(STATED PROBLEM) Restate the entire listing word for word.

(Dataset records)
───

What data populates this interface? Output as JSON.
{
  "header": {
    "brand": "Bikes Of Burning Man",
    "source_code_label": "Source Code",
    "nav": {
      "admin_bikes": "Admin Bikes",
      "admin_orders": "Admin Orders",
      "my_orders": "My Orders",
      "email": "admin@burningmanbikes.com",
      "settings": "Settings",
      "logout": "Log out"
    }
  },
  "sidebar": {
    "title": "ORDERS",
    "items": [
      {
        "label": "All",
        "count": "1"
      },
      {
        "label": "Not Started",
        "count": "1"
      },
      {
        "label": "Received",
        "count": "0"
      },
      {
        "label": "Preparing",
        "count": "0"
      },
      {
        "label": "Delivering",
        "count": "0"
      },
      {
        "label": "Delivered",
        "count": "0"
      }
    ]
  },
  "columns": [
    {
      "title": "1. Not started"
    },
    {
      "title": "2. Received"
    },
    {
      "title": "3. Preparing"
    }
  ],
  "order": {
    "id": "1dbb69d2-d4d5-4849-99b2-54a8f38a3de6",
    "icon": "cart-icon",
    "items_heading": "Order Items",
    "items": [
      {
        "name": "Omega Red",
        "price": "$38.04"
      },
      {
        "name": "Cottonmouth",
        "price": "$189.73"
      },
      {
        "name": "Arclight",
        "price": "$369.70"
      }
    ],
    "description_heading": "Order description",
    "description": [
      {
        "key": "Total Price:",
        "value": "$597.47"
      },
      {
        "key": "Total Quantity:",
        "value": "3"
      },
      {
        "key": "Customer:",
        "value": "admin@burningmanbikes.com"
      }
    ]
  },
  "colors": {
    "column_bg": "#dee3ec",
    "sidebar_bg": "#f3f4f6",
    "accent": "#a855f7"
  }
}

───

(RESULT BELOW)
What data populates this interface? Output as JSON.
{
  "header": {
    "brand": "Bikes Of Burning Man",
    "source_code_label": "Source Code",
    "nav": {
      "admin_bikes": "Admin Bikes",
      "admin_orders": "Admin Orders",
      "my_orders": "My Orders",
      "email": "admin@burningmanbikes.com",
      "settings": "Settings",
      "logout": "Log out"
    }
  },
  "sidebar": {
    "title": "ORDERS",
    "items": [
      {
        "label": "All",
        "count": "1"
      },
      {
        "label": "Not Started",
        "count": "1"
      },
      {
        "label": "Received",
        "count": "0"
      },
      {
        "label": "Preparing",
        "count": "0"
      },
      {
        "label": "Delivering",
        "count": "0"
      },
      {
        "label": "Delivered",
        "count": "0"
      }
    ]
  },
  "columns": [
    {
      "title": "1. Not started"
    },
    {
      "title": "2. Received"
    },
    {
      "title": "3. Preparing"
    }
  ],
  "order": {
    "id": "1dbb69d2-d4d5-4849-99b2-54a8f38a3de6",
    "icon": "cart-icon",
    "items_heading": "Order Items",
    "items": [
      {
        "name": "Omega Red",
        "price": "$38.04"
      },
      {
        "name": "Cottonmouth",
        "price": "$189.73"
      },
      {
        "name": "Arclight",
        "price": "$369.70"
      }
    ],
    "description_heading": "Order description",
    "description": [
      {
        "key": "Total Price:",
        "value": "$597.47"
      },
      {
        "key": "Total Quantity:",
        "value": "3"
      },
      {
        "key": "Customer:",
        "value": "admin@burningmanbikes.com"
      }
    ]
  },
  "colors": {
    "column_bg": "#dee3ec",
    "sidebar_bg": "#f3f4f6",
    "accent": "#a855f7"
  }
}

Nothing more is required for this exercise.